Start RECORDS FOR THE EXERCISE

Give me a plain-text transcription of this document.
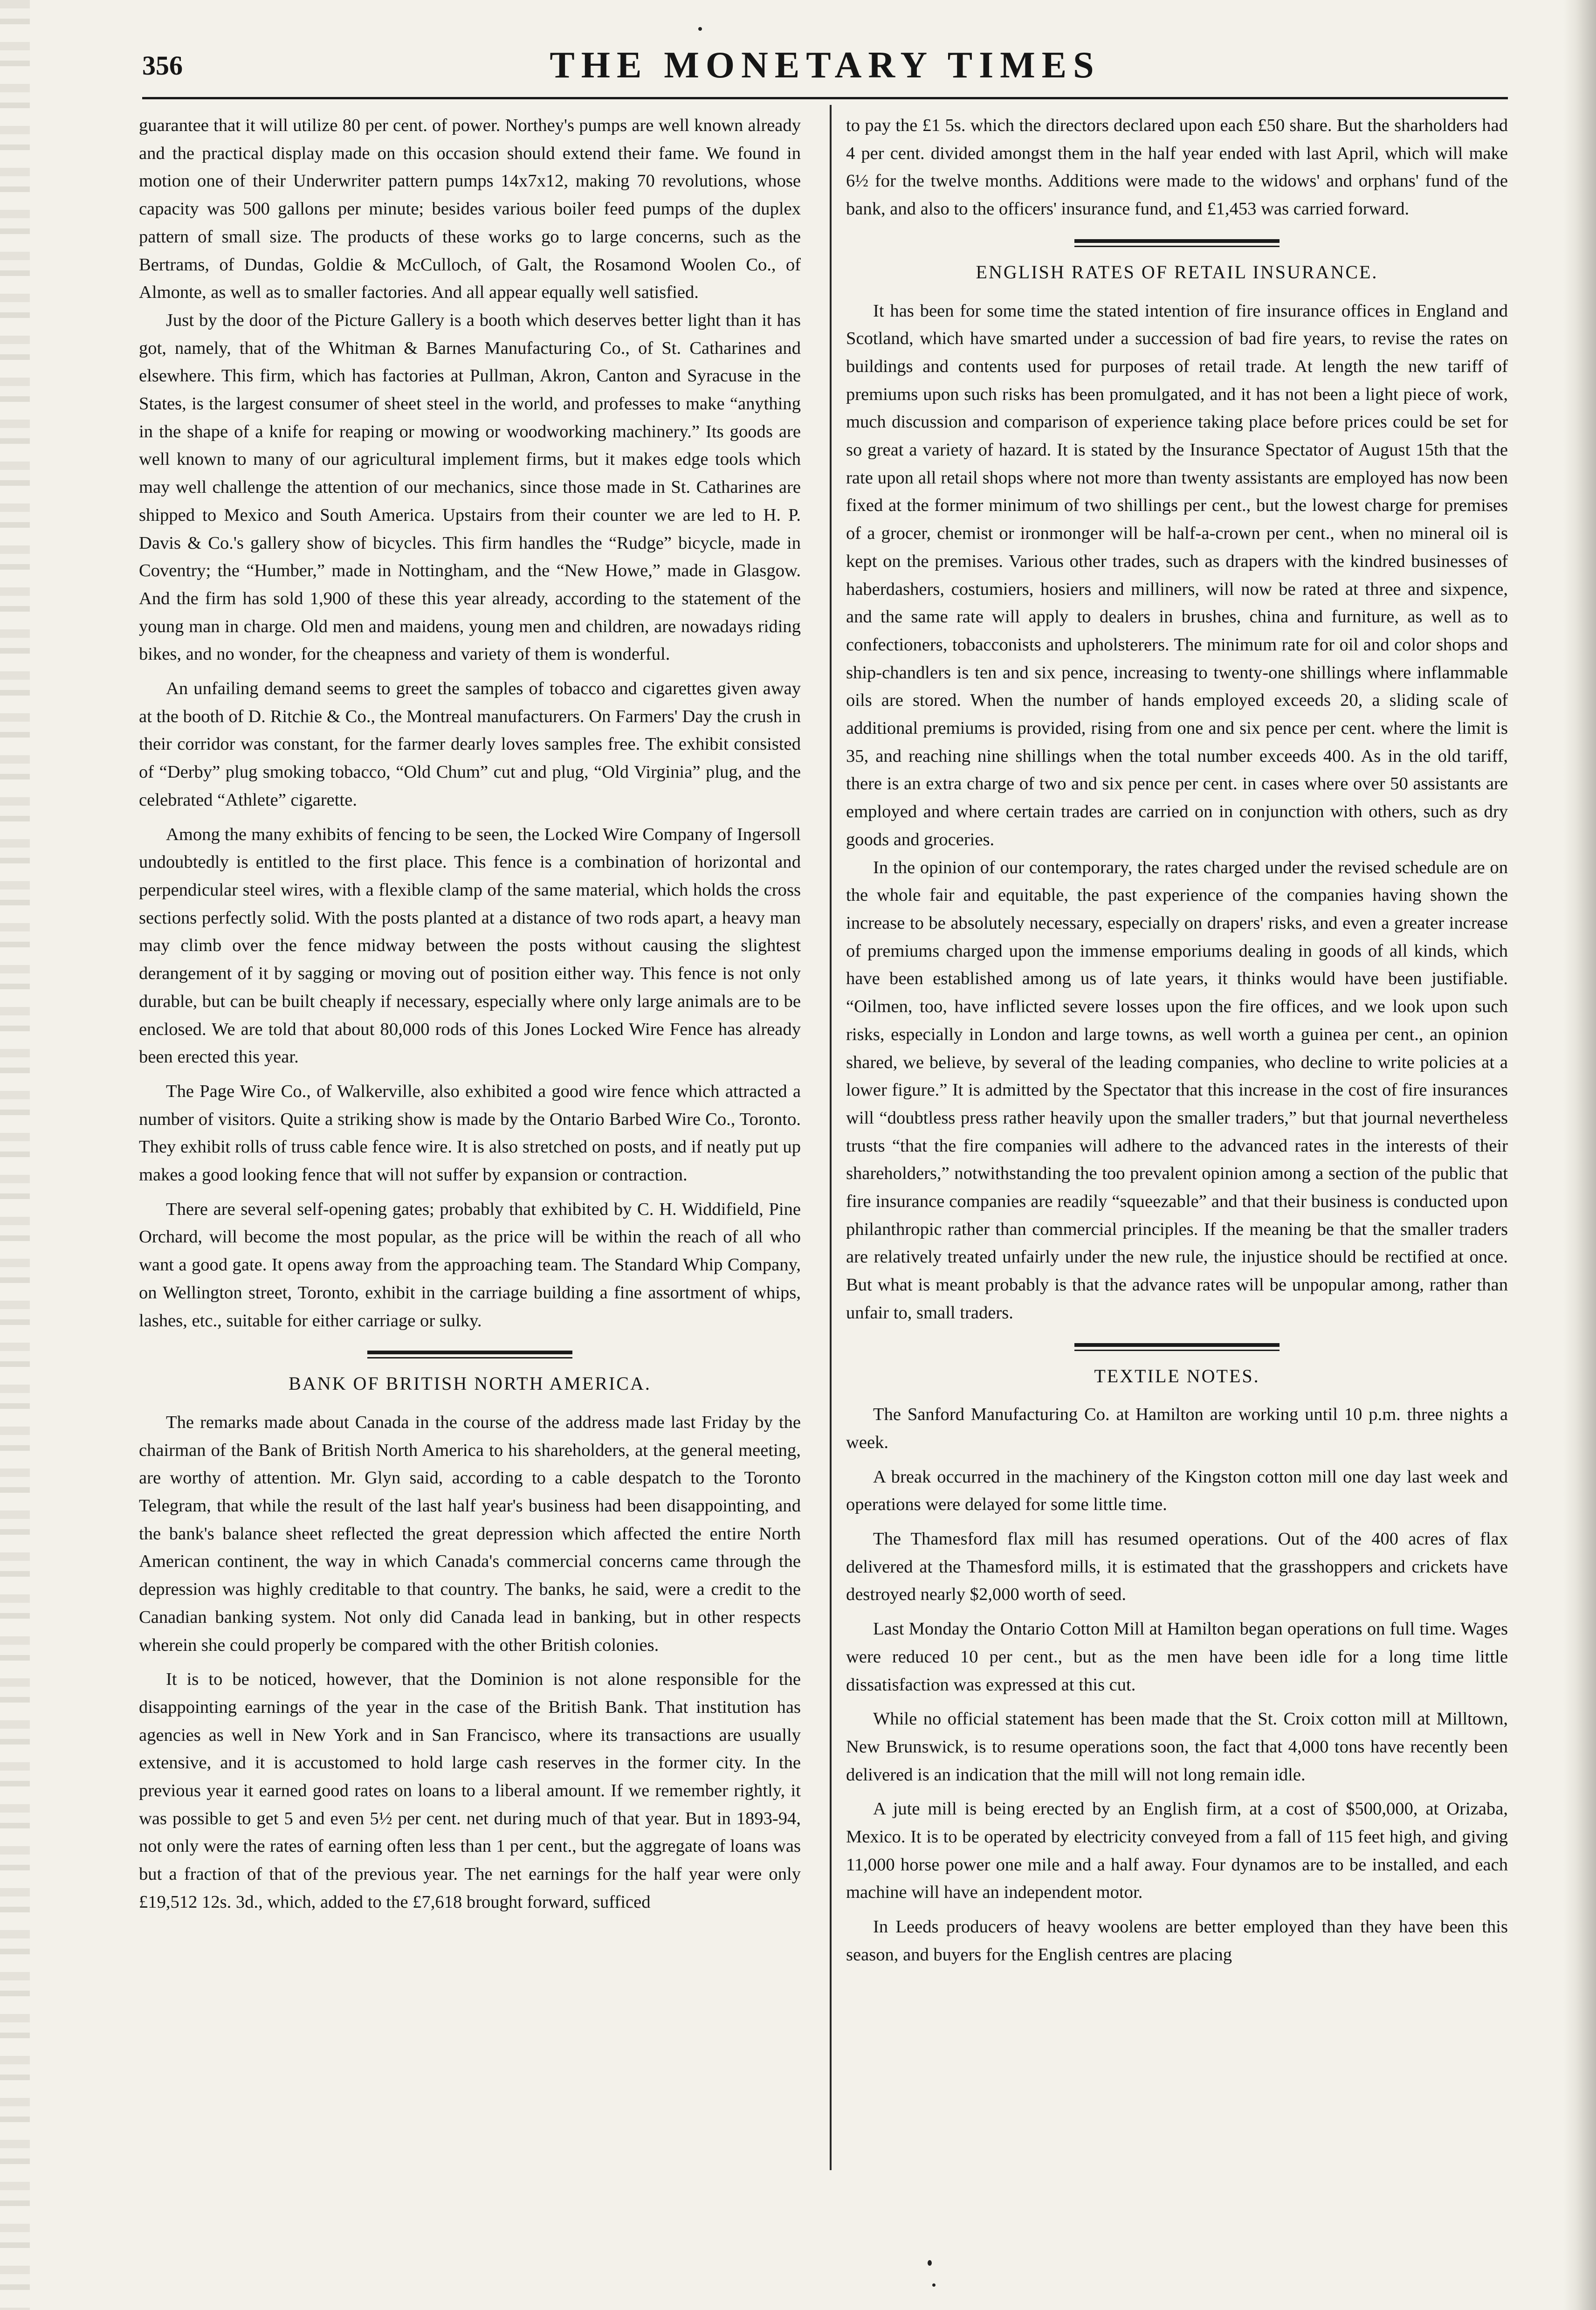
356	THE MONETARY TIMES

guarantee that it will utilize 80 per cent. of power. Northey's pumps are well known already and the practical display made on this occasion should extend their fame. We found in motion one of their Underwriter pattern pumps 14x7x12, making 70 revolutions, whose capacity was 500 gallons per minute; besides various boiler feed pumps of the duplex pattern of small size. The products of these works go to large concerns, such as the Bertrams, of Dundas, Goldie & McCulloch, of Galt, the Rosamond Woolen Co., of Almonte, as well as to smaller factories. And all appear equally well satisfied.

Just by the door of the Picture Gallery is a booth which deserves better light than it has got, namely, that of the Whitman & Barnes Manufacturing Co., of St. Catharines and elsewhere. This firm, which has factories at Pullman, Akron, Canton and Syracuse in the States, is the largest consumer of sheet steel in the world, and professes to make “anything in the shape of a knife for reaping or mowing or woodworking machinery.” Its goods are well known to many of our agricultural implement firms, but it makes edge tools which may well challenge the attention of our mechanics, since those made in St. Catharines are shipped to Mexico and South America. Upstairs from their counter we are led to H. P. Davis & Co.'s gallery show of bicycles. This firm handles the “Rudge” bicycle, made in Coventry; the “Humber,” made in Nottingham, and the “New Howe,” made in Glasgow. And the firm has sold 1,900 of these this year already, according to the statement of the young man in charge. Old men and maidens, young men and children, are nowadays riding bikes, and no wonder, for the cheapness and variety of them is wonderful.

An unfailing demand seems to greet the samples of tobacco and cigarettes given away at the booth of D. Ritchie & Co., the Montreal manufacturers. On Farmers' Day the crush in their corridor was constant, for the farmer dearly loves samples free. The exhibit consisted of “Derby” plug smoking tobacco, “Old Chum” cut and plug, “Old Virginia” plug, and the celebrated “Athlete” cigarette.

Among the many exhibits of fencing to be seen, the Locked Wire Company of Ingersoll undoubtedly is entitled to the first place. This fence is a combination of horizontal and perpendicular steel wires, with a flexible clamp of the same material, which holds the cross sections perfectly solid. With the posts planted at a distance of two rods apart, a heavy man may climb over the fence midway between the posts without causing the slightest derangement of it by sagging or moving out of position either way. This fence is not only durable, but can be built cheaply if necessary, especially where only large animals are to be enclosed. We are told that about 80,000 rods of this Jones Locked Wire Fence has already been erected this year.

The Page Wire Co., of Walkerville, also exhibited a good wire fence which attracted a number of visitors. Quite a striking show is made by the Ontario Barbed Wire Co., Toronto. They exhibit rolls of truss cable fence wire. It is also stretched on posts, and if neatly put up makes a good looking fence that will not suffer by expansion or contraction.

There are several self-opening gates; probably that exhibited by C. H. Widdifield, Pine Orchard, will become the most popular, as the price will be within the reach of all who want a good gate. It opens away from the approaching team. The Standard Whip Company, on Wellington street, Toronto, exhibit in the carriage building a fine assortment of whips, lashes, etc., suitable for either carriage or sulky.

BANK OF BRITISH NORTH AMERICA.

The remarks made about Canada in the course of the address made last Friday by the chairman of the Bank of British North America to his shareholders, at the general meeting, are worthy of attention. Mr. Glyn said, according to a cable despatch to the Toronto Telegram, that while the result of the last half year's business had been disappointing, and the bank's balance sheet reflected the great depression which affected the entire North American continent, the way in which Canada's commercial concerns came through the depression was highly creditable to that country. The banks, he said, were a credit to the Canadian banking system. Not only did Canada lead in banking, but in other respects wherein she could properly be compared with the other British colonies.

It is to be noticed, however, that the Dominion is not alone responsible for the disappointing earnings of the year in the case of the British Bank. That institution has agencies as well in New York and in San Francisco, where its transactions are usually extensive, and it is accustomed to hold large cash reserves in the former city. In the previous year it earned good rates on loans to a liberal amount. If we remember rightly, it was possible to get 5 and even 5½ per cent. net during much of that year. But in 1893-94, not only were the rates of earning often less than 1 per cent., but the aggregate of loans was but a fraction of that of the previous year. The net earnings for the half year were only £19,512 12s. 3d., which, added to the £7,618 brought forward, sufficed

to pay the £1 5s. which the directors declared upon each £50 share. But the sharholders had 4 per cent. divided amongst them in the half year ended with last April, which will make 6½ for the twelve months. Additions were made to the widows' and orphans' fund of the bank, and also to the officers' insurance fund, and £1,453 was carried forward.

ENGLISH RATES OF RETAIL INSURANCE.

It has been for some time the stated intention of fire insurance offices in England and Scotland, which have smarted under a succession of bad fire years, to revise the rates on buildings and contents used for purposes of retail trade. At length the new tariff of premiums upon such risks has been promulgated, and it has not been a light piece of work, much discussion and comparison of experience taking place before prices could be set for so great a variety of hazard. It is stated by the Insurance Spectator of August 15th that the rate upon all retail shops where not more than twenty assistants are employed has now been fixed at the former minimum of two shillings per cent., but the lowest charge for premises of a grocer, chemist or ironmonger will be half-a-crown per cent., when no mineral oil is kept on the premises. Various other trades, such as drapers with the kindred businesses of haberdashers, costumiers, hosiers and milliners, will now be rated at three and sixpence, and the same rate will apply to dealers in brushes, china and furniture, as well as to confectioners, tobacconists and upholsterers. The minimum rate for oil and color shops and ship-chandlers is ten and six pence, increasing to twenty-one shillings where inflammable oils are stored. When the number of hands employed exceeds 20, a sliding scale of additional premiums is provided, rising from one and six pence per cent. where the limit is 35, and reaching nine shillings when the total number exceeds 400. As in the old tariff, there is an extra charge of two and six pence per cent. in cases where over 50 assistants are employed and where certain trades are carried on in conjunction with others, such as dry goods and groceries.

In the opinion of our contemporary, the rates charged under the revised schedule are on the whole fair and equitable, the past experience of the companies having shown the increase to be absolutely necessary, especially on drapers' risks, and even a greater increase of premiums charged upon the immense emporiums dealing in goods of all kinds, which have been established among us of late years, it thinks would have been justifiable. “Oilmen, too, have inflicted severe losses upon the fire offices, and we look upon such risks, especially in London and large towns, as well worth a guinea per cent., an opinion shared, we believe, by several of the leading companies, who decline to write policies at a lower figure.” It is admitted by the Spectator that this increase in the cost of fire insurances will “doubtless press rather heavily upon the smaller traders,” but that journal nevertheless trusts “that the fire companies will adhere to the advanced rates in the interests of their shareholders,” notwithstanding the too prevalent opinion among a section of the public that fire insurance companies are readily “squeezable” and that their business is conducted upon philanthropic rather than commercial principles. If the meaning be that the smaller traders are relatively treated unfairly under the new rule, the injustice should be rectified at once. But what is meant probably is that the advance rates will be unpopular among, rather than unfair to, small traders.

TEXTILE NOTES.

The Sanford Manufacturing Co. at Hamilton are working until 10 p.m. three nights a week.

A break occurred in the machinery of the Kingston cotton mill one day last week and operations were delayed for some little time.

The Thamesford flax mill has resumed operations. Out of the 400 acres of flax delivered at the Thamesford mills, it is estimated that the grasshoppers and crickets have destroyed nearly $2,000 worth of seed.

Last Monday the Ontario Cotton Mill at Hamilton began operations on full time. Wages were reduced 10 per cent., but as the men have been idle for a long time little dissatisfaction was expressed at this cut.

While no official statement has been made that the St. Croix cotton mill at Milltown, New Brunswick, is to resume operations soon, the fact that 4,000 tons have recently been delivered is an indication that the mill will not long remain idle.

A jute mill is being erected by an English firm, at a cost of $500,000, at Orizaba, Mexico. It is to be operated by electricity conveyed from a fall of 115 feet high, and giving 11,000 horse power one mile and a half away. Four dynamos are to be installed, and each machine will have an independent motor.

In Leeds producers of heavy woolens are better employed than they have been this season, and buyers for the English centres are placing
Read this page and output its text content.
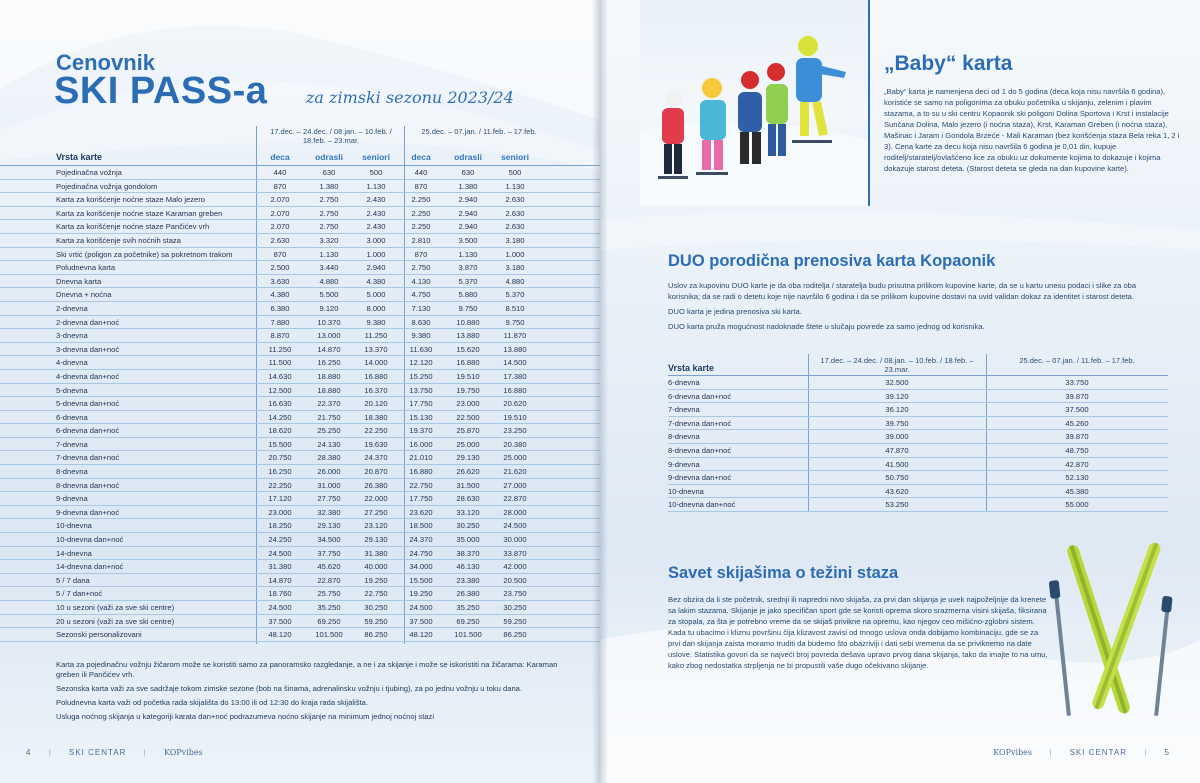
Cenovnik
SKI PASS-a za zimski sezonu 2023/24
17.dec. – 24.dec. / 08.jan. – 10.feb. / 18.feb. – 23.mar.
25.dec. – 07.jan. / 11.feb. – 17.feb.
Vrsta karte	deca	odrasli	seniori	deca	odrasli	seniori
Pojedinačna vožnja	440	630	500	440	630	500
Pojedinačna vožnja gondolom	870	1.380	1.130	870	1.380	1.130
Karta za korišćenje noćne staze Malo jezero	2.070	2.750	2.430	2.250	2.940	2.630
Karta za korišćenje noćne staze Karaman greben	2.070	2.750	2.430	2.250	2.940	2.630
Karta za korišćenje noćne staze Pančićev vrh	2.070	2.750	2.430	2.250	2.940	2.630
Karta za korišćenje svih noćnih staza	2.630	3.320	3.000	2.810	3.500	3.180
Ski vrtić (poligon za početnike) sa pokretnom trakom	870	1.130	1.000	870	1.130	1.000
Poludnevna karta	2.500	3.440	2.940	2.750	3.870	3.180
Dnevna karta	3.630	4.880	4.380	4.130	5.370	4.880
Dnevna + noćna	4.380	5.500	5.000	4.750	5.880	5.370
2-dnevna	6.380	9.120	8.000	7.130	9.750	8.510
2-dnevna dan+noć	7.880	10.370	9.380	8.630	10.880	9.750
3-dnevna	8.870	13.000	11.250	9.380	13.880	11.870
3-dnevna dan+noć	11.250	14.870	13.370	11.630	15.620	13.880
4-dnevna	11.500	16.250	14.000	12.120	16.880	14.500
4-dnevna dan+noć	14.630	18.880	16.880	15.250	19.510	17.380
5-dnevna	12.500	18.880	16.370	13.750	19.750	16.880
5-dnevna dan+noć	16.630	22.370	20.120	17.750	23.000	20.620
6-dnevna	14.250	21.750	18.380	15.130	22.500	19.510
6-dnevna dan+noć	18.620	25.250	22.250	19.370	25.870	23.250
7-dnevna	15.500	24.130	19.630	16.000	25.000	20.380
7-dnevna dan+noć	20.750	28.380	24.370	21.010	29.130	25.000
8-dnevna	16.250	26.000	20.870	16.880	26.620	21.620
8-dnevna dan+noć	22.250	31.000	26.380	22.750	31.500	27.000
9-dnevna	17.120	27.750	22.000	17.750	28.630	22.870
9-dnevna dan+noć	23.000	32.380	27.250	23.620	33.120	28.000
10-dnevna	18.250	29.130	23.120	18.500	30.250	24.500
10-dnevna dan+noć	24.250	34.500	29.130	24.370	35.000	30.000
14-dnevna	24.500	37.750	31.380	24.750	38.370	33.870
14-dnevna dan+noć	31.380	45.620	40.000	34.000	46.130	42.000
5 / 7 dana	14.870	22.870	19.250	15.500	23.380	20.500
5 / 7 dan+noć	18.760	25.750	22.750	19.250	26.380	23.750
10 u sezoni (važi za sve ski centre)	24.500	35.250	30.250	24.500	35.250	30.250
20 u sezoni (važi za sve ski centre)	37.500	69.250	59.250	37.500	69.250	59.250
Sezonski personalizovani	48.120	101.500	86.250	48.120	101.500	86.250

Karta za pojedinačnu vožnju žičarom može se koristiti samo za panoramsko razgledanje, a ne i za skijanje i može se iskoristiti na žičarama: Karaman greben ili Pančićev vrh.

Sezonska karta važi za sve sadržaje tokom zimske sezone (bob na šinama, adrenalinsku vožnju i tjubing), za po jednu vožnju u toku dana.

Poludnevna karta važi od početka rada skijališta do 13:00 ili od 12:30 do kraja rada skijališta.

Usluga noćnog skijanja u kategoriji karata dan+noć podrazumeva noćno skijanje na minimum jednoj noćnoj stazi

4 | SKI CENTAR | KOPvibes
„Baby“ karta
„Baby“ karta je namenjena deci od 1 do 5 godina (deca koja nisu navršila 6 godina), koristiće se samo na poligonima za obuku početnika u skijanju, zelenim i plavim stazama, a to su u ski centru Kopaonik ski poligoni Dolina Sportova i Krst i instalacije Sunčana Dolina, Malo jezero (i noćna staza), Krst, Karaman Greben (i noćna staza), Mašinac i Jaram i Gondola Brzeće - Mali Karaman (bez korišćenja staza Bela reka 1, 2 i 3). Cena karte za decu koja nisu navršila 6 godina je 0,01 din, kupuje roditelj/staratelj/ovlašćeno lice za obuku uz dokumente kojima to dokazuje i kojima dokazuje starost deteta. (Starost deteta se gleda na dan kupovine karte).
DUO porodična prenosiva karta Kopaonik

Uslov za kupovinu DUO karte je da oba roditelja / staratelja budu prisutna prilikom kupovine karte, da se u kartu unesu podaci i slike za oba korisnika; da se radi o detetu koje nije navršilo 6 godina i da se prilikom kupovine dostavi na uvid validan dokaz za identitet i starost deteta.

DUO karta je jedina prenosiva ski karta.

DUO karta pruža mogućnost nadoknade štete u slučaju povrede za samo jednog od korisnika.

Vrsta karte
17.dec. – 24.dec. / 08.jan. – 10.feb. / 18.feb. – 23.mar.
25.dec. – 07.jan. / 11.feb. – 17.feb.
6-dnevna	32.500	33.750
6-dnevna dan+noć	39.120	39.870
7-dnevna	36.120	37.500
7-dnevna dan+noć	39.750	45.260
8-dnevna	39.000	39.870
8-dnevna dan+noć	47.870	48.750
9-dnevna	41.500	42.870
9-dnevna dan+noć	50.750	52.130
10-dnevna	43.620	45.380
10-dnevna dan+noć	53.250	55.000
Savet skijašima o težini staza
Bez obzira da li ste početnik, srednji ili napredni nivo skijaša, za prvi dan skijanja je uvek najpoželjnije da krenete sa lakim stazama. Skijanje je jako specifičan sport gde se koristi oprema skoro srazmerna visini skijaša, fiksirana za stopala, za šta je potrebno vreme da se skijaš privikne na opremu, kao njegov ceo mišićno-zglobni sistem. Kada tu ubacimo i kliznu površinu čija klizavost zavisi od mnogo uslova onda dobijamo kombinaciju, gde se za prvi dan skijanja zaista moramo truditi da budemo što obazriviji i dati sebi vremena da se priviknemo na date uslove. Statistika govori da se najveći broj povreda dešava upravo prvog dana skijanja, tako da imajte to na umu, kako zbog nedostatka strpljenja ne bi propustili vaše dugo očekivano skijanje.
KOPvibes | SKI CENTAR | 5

End RECORDS FOR THE EXERCISE

▸ WHAT NEEDS TO BE DONE
Copy, from the material above, each line in which the string "vožnja" occurs.

▸ RESPONSE FOR THIS EXERCISE
Pojedinačna vožnja	440	630	500	440	630	500
Pojedinačna vožnja gondolom	870	1.380	1.130	870	1.380	1.130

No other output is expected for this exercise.